Repeat all the material exactly; pictures stay out of your copy.

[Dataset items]
--*--

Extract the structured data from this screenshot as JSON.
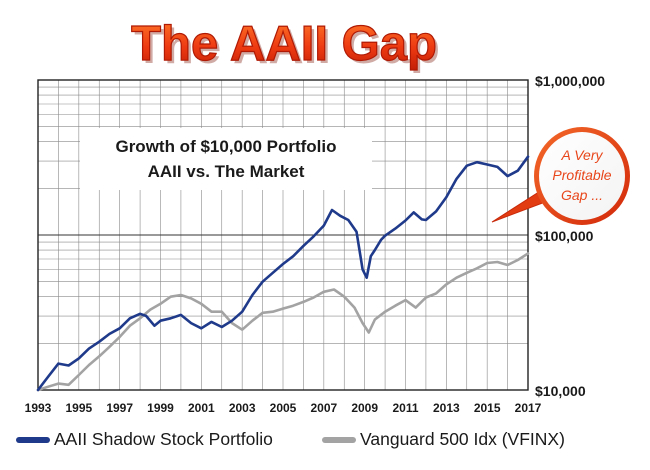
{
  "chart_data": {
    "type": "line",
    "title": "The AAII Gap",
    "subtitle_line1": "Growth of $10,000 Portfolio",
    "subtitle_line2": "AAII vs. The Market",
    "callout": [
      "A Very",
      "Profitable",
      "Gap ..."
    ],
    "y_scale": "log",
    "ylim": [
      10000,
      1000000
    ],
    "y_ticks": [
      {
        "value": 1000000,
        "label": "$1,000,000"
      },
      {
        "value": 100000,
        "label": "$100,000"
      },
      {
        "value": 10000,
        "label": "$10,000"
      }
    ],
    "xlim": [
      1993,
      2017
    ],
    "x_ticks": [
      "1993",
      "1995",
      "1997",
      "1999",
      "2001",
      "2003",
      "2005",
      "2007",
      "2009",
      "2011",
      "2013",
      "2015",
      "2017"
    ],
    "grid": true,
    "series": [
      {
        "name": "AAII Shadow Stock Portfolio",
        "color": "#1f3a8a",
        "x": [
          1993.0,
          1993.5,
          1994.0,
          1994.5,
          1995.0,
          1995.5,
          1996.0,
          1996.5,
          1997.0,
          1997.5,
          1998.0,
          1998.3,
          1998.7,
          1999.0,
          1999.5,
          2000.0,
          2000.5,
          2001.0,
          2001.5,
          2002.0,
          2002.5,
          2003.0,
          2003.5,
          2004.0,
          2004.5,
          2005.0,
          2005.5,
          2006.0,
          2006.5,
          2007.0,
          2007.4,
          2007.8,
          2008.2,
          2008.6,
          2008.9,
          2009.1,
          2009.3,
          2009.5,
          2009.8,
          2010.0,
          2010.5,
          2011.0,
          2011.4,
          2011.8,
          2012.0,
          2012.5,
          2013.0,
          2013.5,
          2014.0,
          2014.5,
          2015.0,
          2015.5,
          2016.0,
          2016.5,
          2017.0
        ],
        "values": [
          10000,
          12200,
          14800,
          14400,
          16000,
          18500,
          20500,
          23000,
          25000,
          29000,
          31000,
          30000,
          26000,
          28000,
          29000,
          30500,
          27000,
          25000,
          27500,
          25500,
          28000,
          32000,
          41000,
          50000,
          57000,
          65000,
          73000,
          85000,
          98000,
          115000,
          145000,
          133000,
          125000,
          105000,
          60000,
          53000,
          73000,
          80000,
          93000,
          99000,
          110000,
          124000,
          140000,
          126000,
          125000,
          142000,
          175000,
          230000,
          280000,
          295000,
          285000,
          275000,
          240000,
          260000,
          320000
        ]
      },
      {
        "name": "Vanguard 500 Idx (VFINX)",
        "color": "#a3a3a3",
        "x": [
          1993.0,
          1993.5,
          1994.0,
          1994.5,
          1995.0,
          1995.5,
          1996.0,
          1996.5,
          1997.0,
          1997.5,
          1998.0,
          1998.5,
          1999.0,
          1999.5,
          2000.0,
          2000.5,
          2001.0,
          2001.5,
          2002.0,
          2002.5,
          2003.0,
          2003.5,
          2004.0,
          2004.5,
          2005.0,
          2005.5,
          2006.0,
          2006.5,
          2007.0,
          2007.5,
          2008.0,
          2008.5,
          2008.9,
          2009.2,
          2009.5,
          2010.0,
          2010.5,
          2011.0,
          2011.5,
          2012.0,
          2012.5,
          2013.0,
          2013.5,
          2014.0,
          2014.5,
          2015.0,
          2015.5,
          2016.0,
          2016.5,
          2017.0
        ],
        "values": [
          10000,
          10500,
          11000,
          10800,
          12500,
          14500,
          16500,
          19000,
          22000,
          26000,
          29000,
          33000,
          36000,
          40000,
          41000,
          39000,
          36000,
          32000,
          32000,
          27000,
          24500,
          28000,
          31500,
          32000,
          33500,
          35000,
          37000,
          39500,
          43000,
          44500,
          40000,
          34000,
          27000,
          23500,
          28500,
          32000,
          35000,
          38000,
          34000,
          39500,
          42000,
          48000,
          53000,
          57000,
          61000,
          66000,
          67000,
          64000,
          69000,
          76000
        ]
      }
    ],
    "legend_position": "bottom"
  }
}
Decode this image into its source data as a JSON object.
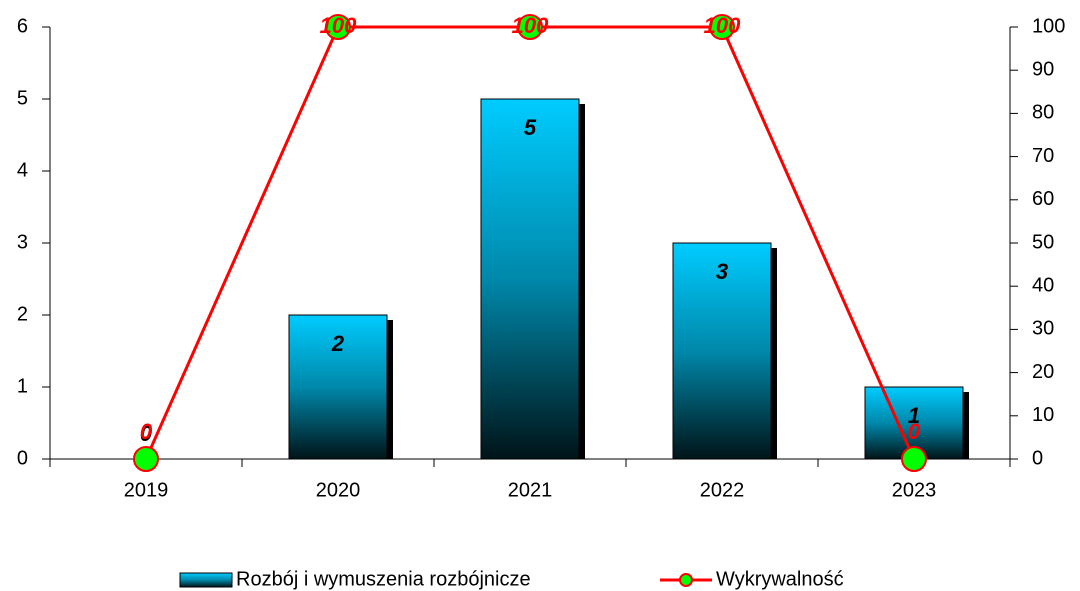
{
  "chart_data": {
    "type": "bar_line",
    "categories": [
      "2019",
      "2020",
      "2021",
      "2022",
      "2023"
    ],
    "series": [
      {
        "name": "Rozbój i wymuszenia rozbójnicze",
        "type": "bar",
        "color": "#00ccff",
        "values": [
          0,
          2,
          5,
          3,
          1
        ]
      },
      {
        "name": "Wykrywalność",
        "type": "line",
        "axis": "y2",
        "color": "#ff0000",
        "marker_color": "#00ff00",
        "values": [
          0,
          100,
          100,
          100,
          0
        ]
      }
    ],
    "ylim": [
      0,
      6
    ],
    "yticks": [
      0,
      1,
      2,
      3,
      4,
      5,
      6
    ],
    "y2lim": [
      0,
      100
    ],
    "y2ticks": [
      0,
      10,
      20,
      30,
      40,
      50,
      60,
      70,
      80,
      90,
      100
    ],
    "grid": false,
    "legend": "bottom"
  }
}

--*--

== Task output ==
Extract the structured data from this screenshot as JSON.
{
  "chart_data": {
    "type": "line",
    "title": "The AAII Gap",
    "subtitle_line1": "Growth of $10,000 Portfolio",
    "subtitle_line2": "AAII vs. The Market",
    "callout": [
      "A Very",
      "Profitable",
      "Gap ..."
    ],
    "y_scale": "log",
    "ylim": [
      10000,
      1000000
    ],
    "y_ticks": [
      {
        "value": 1000000,
        "label": "$1,000,000"
      },
      {
        "value": 100000,
        "label": "$100,000"
      },
      {
        "value": 10000,
        "label": "$10,000"
      }
    ],
    "xlim": [
      1993,
      2017
    ],
    "x_ticks": [
      "1993",
      "1995",
      "1997",
      "1999",
      "2001",
      "2003",
      "2005",
      "2007",
      "2009",
      "2011",
      "2013",
      "2015",
      "2017"
    ],
    "grid": true,
    "series": [
      {
        "name": "AAII Shadow Stock Portfolio",
        "color": "#1f3a8a",
        "x": [
          1993.0,
          1993.5,
          1994.0,
          1994.5,
          1995.0,
          1995.5,
          1996.0,
          1996.5,
          1997.0,
          1997.5,
          1998.0,
          1998.3,
          1998.7,
          1999.0,
          1999.5,
          2000.0,
          2000.5,
          2001.0,
          2001.5,
          2002.0,
          2002.5,
          2003.0,
          2003.5,
          2004.0,
          2004.5,
          2005.0,
          2005.5,
          2006.0,
          2006.5,
          2007.0,
          2007.4,
          2007.8,
          2008.2,
          2008.6,
          2008.9,
          2009.1,
          2009.3,
          2009.5,
          2009.8,
          2010.0,
          2010.5,
          2011.0,
          2011.4,
          2011.8,
          2012.0,
          2012.5,
          2013.0,
          2013.5,
          2014.0,
          2014.5,
          2015.0,
          2015.5,
          2016.0,
          2016.5,
          2017.0
        ],
        "values": [
          10000,
          12200,
          14800,
          14400,
          16000,
          18500,
          20500,
          23000,
          25000,
          29000,
          31000,
          30000,
          26000,
          28000,
          29000,
          30500,
          27000,
          25000,
          27500,
          25500,
          28000,
          32000,
          41000,
          50000,
          57000,
          65000,
          73000,
          85000,
          98000,
          115000,
          145000,
          133000,
          125000,
          105000,
          60000,
          53000,
          73000,
          80000,
          93000,
          99000,
          110000,
          124000,
          140000,
          126000,
          125000,
          142000,
          175000,
          230000,
          280000,
          295000,
          285000,
          275000,
          240000,
          260000,
          320000
        ]
      },
      {
        "name": "Vanguard 500 Idx (VFINX)",
        "color": "#a3a3a3",
        "x": [
          1993.0,
          1993.5,
          1994.0,
          1994.5,
          1995.0,
          1995.5,
          1996.0,
          1996.5,
          1997.0,
          1997.5,
          1998.0,
          1998.5,
          1999.0,
          1999.5,
          2000.0,
          2000.5,
          2001.0,
          2001.5,
          2002.0,
          2002.5,
          2003.0,
          2003.5,
          2004.0,
          2004.5,
          2005.0,
          2005.5,
          2006.0,
          2006.5,
          2007.0,
          2007.5,
          2008.0,
          2008.5,
          2008.9,
          2009.2,
          2009.5,
          2010.0,
          2010.5,
          2011.0,
          2011.5,
          2012.0,
          2012.5,
          2013.0,
          2013.5,
          2014.0,
          2014.5,
          2015.0,
          2015.5,
          2016.0,
          2016.5,
          2017.0
        ],
        "values": [
          10000,
          10500,
          11000,
          10800,
          12500,
          14500,
          16500,
          19000,
          22000,
          26000,
          29000,
          33000,
          36000,
          40000,
          41000,
          39000,
          36000,
          32000,
          32000,
          27000,
          24500,
          28000,
          31500,
          32000,
          33500,
          35000,
          37000,
          39500,
          43000,
          44500,
          40000,
          34000,
          27000,
          23500,
          28500,
          32000,
          35000,
          38000,
          34000,
          39500,
          42000,
          48000,
          53000,
          57000,
          61000,
          66000,
          67000,
          64000,
          69000,
          76000
        ]
      }
    ],
    "legend_position": "bottom"
  }
}
Decode this image into its source data as a JSON object.
{
  "chart_data": {
    "type": "bar_line",
    "categories": [
      "2019",
      "2020",
      "2021",
      "2022",
      "2023"
    ],
    "series": [
      {
        "name": "Rozbój i wymuszenia rozbójnicze",
        "type": "bar",
        "color": "#00ccff",
        "values": [
          0,
          2,
          5,
          3,
          1
        ]
      },
      {
        "name": "Wykrywalność",
        "type": "line",
        "axis": "y2",
        "color": "#ff0000",
        "marker_color": "#00ff00",
        "values": [
          0,
          100,
          100,
          100,
          0
        ]
      }
    ],
    "ylim": [
      0,
      6
    ],
    "yticks": [
      0,
      1,
      2,
      3,
      4,
      5,
      6
    ],
    "y2lim": [
      0,
      100
    ],
    "y2ticks": [
      0,
      10,
      20,
      30,
      40,
      50,
      60,
      70,
      80,
      90,
      100
    ],
    "grid": false,
    "legend": "bottom"
  }
}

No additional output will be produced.